GIVEN REQUEST:
Find all the lines with "JSON" and gather them.

═════ LISTED ENTRIES

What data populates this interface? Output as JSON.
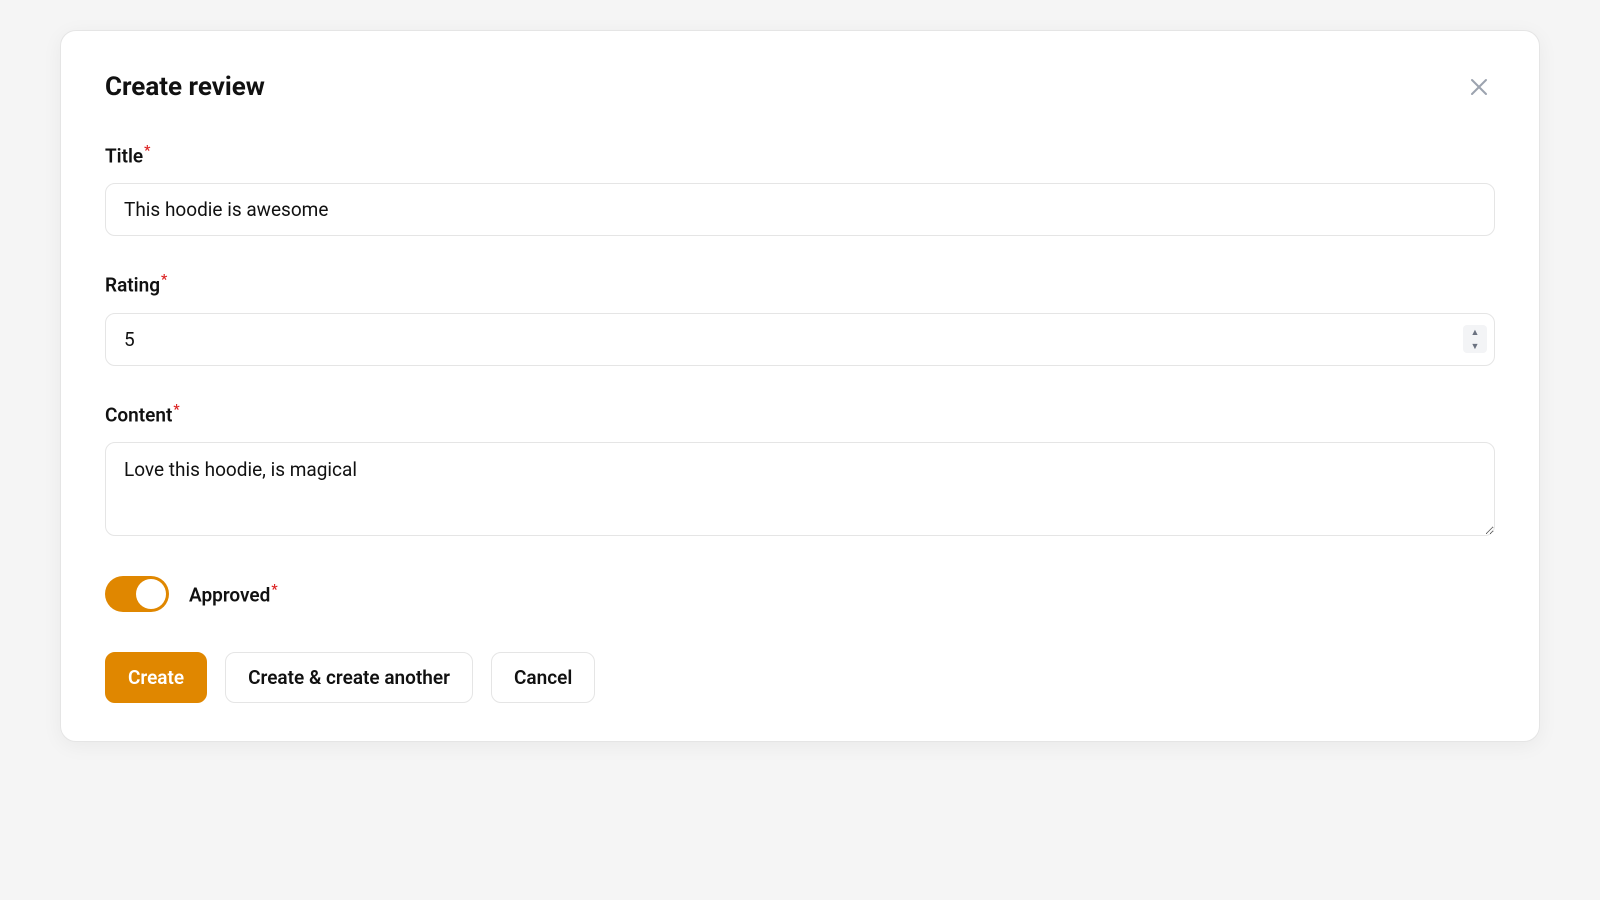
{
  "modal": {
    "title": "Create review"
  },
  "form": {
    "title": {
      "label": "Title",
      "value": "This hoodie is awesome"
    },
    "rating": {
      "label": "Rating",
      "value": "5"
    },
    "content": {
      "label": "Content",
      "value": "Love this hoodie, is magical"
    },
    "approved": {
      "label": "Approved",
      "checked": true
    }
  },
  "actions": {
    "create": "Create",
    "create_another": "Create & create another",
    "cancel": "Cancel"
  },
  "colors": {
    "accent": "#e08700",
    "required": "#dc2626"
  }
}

══════════
═════ LISTED ENTRIES

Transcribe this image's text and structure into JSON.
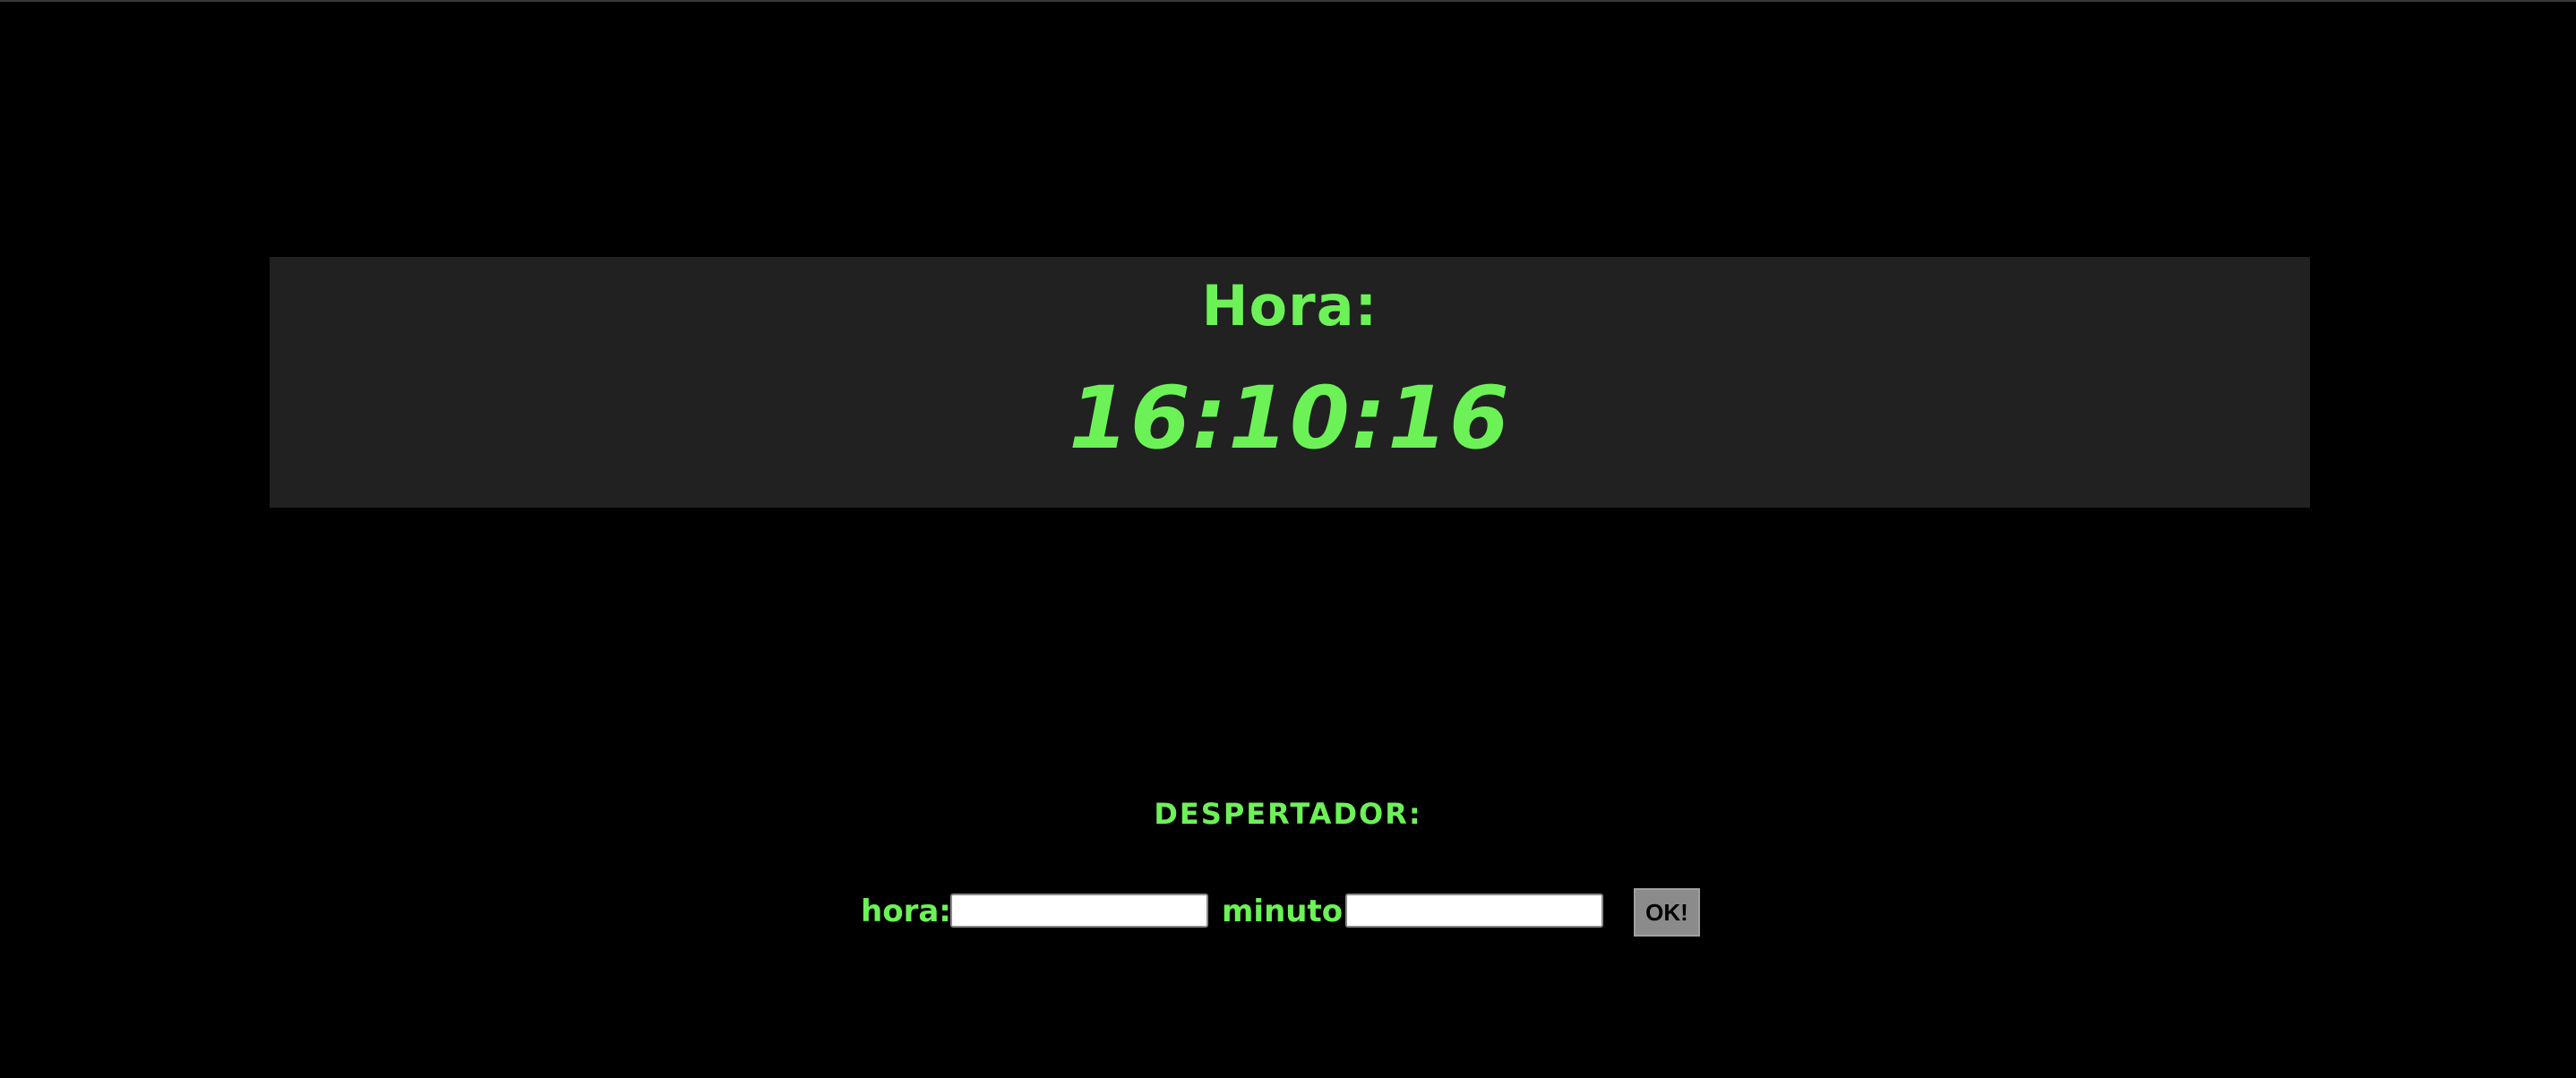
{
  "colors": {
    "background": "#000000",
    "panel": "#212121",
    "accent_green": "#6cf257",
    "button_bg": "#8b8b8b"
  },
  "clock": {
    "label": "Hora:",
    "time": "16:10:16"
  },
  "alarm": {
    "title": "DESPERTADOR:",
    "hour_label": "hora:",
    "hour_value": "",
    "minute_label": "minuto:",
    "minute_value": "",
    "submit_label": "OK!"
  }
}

══════════
═════ LISTED ENTRIES

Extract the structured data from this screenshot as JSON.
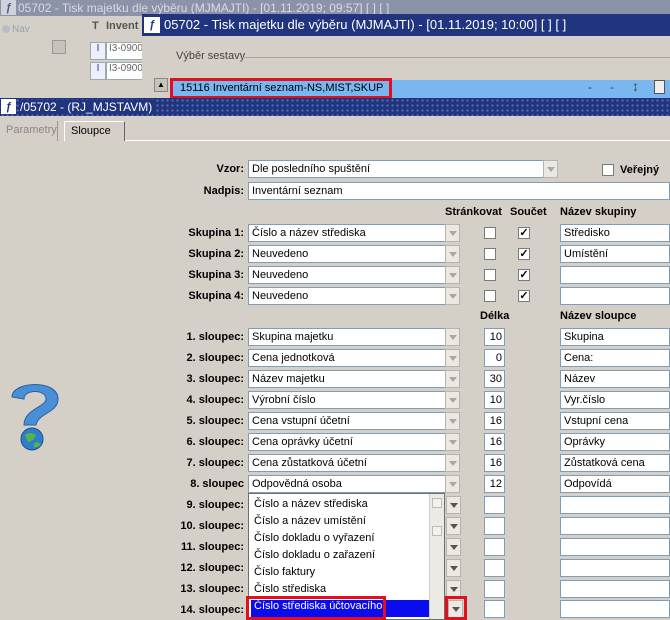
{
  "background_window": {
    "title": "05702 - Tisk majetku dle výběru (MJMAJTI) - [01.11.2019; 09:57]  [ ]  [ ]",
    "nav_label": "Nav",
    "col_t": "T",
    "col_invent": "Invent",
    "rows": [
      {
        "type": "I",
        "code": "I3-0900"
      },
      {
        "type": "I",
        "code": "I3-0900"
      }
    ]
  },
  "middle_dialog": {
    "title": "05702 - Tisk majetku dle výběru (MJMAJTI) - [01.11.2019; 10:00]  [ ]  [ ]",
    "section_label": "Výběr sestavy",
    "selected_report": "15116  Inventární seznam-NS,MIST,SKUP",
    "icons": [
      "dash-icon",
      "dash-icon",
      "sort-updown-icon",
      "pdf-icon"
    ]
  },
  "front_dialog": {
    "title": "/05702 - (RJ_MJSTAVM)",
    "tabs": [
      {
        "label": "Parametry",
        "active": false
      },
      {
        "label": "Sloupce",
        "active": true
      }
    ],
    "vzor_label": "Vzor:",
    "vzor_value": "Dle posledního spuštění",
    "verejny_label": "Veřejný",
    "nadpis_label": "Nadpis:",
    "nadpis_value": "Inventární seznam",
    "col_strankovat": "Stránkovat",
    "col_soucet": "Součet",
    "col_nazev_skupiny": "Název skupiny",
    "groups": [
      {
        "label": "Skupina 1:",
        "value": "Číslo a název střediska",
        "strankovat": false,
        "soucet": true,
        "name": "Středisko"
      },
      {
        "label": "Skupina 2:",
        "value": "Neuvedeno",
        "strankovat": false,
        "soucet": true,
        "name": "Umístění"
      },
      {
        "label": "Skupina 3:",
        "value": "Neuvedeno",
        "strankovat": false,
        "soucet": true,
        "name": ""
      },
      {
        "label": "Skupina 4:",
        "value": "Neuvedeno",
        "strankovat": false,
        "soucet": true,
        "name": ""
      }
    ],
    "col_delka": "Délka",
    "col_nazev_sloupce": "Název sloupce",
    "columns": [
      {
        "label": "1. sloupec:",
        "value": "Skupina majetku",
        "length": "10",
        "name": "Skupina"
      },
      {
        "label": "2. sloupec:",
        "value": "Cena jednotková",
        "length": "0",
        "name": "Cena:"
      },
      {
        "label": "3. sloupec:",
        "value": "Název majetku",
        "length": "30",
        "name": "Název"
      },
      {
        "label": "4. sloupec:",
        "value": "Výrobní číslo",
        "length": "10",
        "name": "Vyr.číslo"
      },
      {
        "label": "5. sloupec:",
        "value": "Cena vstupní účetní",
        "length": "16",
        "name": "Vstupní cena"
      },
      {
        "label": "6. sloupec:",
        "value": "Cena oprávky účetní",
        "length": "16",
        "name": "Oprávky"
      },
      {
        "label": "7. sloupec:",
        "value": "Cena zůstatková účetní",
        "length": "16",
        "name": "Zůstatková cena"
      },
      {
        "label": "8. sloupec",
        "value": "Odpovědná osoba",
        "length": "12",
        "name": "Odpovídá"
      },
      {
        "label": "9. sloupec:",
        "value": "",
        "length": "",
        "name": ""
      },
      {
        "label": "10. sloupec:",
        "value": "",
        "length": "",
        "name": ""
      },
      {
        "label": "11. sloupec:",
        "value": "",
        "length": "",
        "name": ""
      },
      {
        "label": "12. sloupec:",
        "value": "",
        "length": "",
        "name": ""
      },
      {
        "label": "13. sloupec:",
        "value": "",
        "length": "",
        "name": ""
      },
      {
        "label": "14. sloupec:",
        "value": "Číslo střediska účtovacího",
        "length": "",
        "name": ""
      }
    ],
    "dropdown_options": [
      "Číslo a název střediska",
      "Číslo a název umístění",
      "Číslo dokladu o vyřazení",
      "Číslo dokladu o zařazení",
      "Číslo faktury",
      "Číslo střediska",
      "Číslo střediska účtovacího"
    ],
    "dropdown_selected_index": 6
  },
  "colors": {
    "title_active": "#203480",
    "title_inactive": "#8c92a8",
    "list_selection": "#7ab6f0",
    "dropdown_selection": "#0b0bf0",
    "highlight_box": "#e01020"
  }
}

══════════

SOLUTION FOR THIS TASK:
What data populates this interface? Output as JSON.
Transcribe this image's text and structure into JSON.
Extract the structured data from this screenshot as JSON.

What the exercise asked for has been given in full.